-- WHAT YOU HAVE TO DO --
What is the count of lines in the listing below that hold the string "label"? Reply with that number alone.

-- RECORDS SUPPLIED --
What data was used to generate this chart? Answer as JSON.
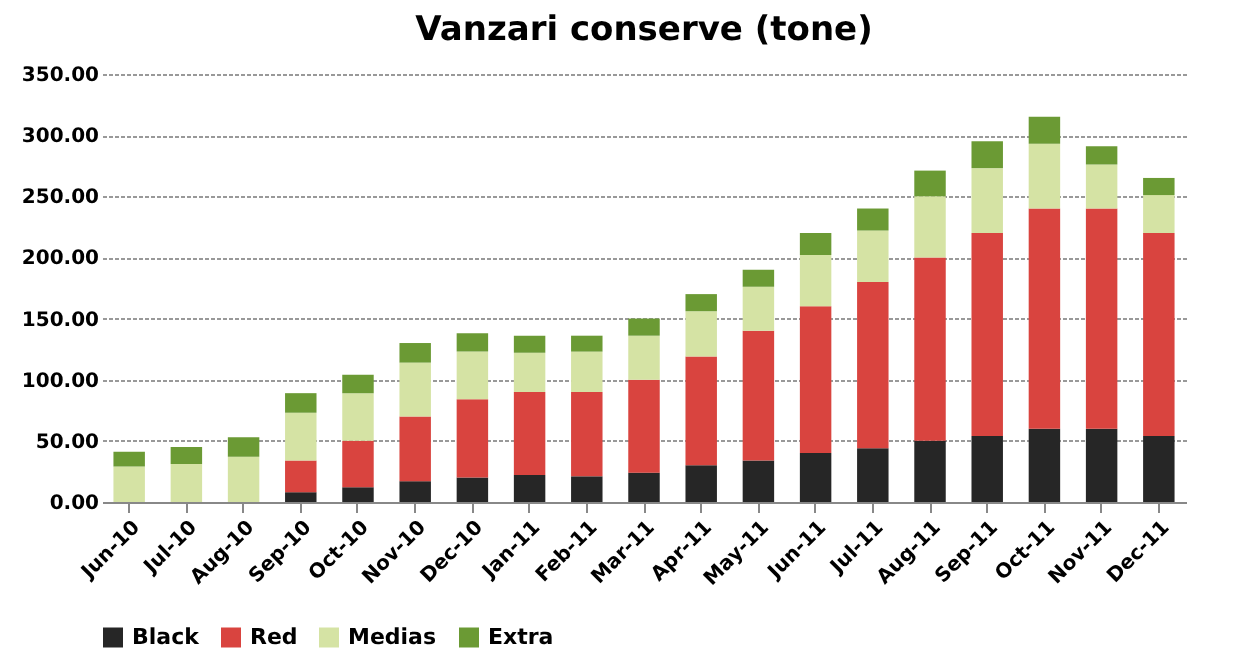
{
  "chart_data": {
    "type": "bar",
    "title": "Vanzari conserve (tone)",
    "stacked": true,
    "grid": "y",
    "legend": "bottom",
    "categories": [
      "Jun-10",
      "Jul-10",
      "Aug-10",
      "Sep-10",
      "Oct-10",
      "Nov-10",
      "Dec-10",
      "Jan-11",
      "Feb-11",
      "Mar-11",
      "Apr-11",
      "May-11",
      "Jun-11",
      "Jul-11",
      "Aug-11",
      "Sep-11",
      "Oct-11",
      "Nov-11",
      "Dec-11"
    ],
    "ylim": [
      0,
      350
    ],
    "yticks": [
      {
        "value": 0,
        "label": "0.00"
      },
      {
        "value": 50,
        "label": "50.00"
      },
      {
        "value": 100,
        "label": "100.00"
      },
      {
        "value": 150,
        "label": "150.00"
      },
      {
        "value": 200,
        "label": "200.00"
      },
      {
        "value": 250,
        "label": "250.00"
      },
      {
        "value": 300,
        "label": "300.00"
      },
      {
        "value": 350,
        "label": "350.00"
      }
    ],
    "series": [
      {
        "name": "Black",
        "color": "#262626",
        "values": [
          0,
          0,
          0,
          8,
          12,
          17,
          20,
          22,
          21,
          24,
          30,
          34,
          40,
          44,
          50,
          54,
          60,
          60,
          54
        ]
      },
      {
        "name": "Red",
        "color": "#d9443f",
        "values": [
          0,
          0,
          0,
          26,
          38,
          53,
          64,
          68,
          69,
          76,
          89,
          106,
          120,
          136,
          150,
          166,
          180,
          180,
          166
        ]
      },
      {
        "name": "Medias",
        "color": "#d5e3a4",
        "values": [
          29,
          31,
          37,
          39,
          39,
          44,
          39,
          32,
          33,
          36,
          37,
          36,
          42,
          42,
          50,
          53,
          53,
          36,
          31
        ]
      },
      {
        "name": "Extra",
        "color": "#6b9a34",
        "values": [
          12,
          14,
          16,
          16,
          15,
          16,
          15,
          14,
          13,
          14,
          14,
          14,
          18,
          18,
          21,
          22,
          22,
          15,
          14
        ]
      }
    ]
  }
}
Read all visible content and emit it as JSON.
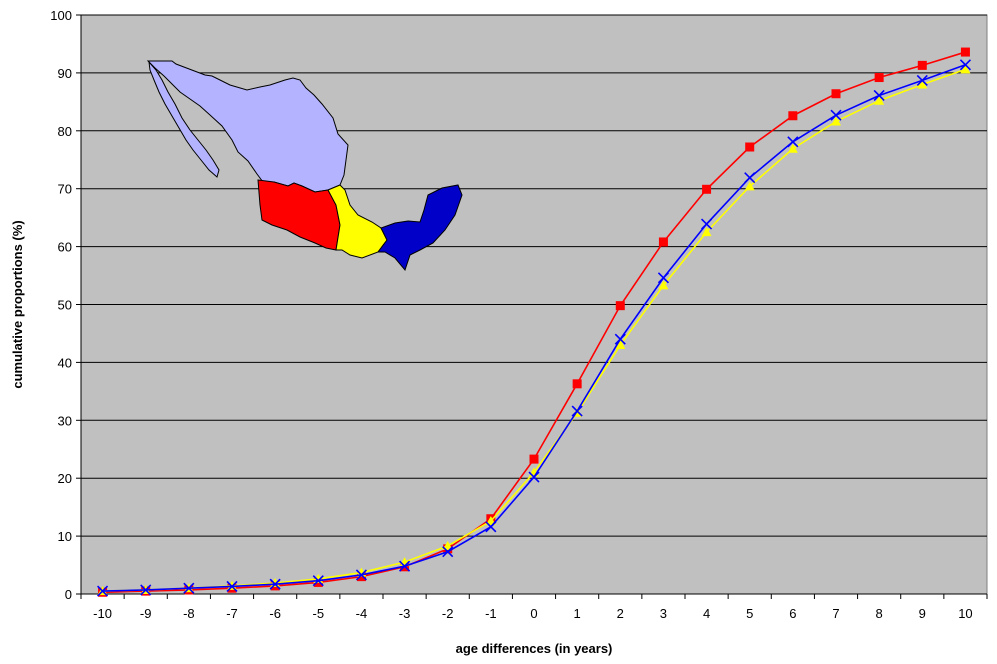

-- ANSWER IN FULL --
8